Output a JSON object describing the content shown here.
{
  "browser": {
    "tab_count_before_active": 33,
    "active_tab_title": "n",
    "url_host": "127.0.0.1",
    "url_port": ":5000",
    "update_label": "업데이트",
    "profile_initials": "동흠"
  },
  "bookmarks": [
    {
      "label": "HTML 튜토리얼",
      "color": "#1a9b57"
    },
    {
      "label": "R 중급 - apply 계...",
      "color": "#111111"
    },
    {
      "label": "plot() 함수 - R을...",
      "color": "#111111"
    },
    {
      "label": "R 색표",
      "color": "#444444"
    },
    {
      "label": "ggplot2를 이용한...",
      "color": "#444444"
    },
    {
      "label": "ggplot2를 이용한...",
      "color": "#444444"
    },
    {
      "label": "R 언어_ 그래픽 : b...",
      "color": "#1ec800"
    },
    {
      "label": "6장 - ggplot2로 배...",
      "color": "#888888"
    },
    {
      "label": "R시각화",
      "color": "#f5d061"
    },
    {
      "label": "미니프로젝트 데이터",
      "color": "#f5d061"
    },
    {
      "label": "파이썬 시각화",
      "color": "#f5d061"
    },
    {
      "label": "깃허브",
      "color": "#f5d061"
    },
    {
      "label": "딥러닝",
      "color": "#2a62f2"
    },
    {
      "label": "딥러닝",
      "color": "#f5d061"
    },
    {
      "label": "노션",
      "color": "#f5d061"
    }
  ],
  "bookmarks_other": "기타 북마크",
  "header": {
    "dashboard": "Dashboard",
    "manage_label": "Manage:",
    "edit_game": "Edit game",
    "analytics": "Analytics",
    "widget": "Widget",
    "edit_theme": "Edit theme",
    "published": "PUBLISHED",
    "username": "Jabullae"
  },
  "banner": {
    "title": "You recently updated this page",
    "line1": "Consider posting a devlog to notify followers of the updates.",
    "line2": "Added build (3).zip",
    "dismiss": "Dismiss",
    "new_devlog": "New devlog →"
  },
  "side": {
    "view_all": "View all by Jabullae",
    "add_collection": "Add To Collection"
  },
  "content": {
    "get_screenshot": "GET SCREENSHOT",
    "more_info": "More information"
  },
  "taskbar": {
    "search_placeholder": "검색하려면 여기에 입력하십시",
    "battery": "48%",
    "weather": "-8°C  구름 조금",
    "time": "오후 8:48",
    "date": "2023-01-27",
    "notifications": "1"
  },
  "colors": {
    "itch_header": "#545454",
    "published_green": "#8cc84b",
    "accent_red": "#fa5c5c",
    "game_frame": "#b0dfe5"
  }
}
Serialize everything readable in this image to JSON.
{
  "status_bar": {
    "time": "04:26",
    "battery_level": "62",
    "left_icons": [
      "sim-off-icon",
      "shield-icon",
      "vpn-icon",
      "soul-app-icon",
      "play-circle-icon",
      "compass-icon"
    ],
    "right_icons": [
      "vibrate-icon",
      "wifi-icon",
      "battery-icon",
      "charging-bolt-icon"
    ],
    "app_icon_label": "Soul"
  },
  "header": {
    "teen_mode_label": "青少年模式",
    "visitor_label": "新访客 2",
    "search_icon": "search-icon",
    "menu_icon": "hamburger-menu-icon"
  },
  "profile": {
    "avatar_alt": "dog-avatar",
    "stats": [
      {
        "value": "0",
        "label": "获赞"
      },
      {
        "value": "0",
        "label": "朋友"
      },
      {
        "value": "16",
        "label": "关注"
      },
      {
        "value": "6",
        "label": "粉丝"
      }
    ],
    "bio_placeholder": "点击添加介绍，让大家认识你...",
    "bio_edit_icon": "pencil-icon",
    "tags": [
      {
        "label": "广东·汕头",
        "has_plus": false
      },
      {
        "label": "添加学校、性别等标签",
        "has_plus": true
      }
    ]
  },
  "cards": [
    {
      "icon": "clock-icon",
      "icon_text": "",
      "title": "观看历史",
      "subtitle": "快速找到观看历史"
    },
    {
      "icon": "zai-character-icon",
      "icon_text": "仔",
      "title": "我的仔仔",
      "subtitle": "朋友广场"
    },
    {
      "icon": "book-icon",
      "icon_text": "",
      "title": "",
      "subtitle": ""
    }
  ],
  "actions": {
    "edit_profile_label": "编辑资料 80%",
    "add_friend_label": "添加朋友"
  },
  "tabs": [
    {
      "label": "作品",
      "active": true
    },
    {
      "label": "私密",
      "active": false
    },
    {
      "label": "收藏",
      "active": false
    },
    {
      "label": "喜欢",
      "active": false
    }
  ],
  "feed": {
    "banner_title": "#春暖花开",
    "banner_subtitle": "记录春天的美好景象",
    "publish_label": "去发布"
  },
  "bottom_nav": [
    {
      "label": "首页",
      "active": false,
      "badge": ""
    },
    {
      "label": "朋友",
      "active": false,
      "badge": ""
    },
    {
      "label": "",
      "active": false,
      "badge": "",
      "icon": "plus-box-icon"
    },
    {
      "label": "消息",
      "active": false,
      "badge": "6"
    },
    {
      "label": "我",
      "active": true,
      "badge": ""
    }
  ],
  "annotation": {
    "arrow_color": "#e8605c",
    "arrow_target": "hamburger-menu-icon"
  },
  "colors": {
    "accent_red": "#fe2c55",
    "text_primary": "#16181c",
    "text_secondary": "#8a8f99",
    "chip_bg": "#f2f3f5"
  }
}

□ □ □ □

▸ THE REQUEST
Each line of the listing above should be output exactly.

▸ PROBLEM SOLUTION
Output a JSON object describing the content shown here.
{
  "browser": {
    "tab_count_before_active": 33,
    "active_tab_title": "n",
    "url_host": "127.0.0.1",
    "url_port": ":5000",
    "update_label": "업데이트",
    "profile_initials": "동흠"
  },
  "bookmarks": [
    {
      "label": "HTML 튜토리얼",
      "color": "#1a9b57"
    },
    {
      "label": "R 중급 - apply 계...",
      "color": "#111111"
    },
    {
      "label": "plot() 함수 - R을...",
      "color": "#111111"
    },
    {
      "label": "R 색표",
      "color": "#444444"
    },
    {
      "label": "ggplot2를 이용한...",
      "color": "#444444"
    },
    {
      "label": "ggplot2를 이용한...",
      "color": "#444444"
    },
    {
      "label": "R 언어_ 그래픽 : b...",
      "color": "#1ec800"
    },
    {
      "label": "6장 - ggplot2로 배...",
      "color": "#888888"
    },
    {
      "label": "R시각화",
      "color": "#f5d061"
    },
    {
      "label": "미니프로젝트 데이터",
      "color": "#f5d061"
    },
    {
      "label": "파이썬 시각화",
      "color": "#f5d061"
    },
    {
      "label": "깃허브",
      "color": "#f5d061"
    },
    {
      "label": "딥러닝",
      "color": "#2a62f2"
    },
    {
      "label": "딥러닝",
      "color": "#f5d061"
    },
    {
      "label": "노션",
      "color": "#f5d061"
    }
  ],
  "bookmarks_other": "기타 북마크",
  "header": {
    "dashboard": "Dashboard",
    "manage_label": "Manage:",
    "edit_game": "Edit game",
    "analytics": "Analytics",
    "widget": "Widget",
    "edit_theme": "Edit theme",
    "published": "PUBLISHED",
    "username": "Jabullae"
  },
  "banner": {
    "title": "You recently updated this page",
    "line1": "Consider posting a devlog to notify followers of the updates.",
    "line2": "Added build (3).zip",
    "dismiss": "Dismiss",
    "new_devlog": "New devlog →"
  },
  "side": {
    "view_all": "View all by Jabullae",
    "add_collection": "Add To Collection"
  },
  "content": {
    "get_screenshot": "GET SCREENSHOT",
    "more_info": "More information"
  },
  "taskbar": {
    "search_placeholder": "검색하려면 여기에 입력하십시",
    "battery": "48%",
    "weather": "-8°C  구름 조금",
    "time": "오후 8:48",
    "date": "2023-01-27",
    "notifications": "1"
  },
  "colors": {
    "itch_header": "#545454",
    "published_green": "#8cc84b",
    "accent_red": "#fa5c5c",
    "game_frame": "#b0dfe5"
  }
}
Serialize everything readable in this image to JSON.
{
  "status_bar": {
    "time": "04:26",
    "battery_level": "62",
    "left_icons": [
      "sim-off-icon",
      "shield-icon",
      "vpn-icon",
      "soul-app-icon",
      "play-circle-icon",
      "compass-icon"
    ],
    "right_icons": [
      "vibrate-icon",
      "wifi-icon",
      "battery-icon",
      "charging-bolt-icon"
    ],
    "app_icon_label": "Soul"
  },
  "header": {
    "teen_mode_label": "青少年模式",
    "visitor_label": "新访客 2",
    "search_icon": "search-icon",
    "menu_icon": "hamburger-menu-icon"
  },
  "profile": {
    "avatar_alt": "dog-avatar",
    "stats": [
      {
        "value": "0",
        "label": "获赞"
      },
      {
        "value": "0",
        "label": "朋友"
      },
      {
        "value": "16",
        "label": "关注"
      },
      {
        "value": "6",
        "label": "粉丝"
      }
    ],
    "bio_placeholder": "点击添加介绍，让大家认识你...",
    "bio_edit_icon": "pencil-icon",
    "tags": [
      {
        "label": "广东·汕头",
        "has_plus": false
      },
      {
        "label": "添加学校、性别等标签",
        "has_plus": true
      }
    ]
  },
  "cards": [
    {
      "icon": "clock-icon",
      "icon_text": "",
      "title": "观看历史",
      "subtitle": "快速找到观看历史"
    },
    {
      "icon": "zai-character-icon",
      "icon_text": "仔",
      "title": "我的仔仔",
      "subtitle": "朋友广场"
    },
    {
      "icon": "book-icon",
      "icon_text": "",
      "title": "",
      "subtitle": ""
    }
  ],
  "actions": {
    "edit_profile_label": "编辑资料 80%",
    "add_friend_label": "添加朋友"
  },
  "tabs": [
    {
      "label": "作品",
      "active": true
    },
    {
      "label": "私密",
      "active": false
    },
    {
      "label": "收藏",
      "active": false
    },
    {
      "label": "喜欢",
      "active": false
    }
  ],
  "feed": {
    "banner_title": "#春暖花开",
    "banner_subtitle": "记录春天的美好景象",
    "publish_label": "去发布"
  },
  "bottom_nav": [
    {
      "label": "首页",
      "active": false,
      "badge": ""
    },
    {
      "label": "朋友",
      "active": false,
      "badge": ""
    },
    {
      "label": "",
      "active": false,
      "badge": "",
      "icon": "plus-box-icon"
    },
    {
      "label": "消息",
      "active": false,
      "badge": "6"
    },
    {
      "label": "我",
      "active": true,
      "badge": ""
    }
  ],
  "annotation": {
    "arrow_color": "#e8605c",
    "arrow_target": "hamburger-menu-icon"
  },
  "colors": {
    "accent_red": "#fe2c55",
    "text_primary": "#16181c",
    "text_secondary": "#8a8f99",
    "chip_bg": "#f2f3f5"
  }
}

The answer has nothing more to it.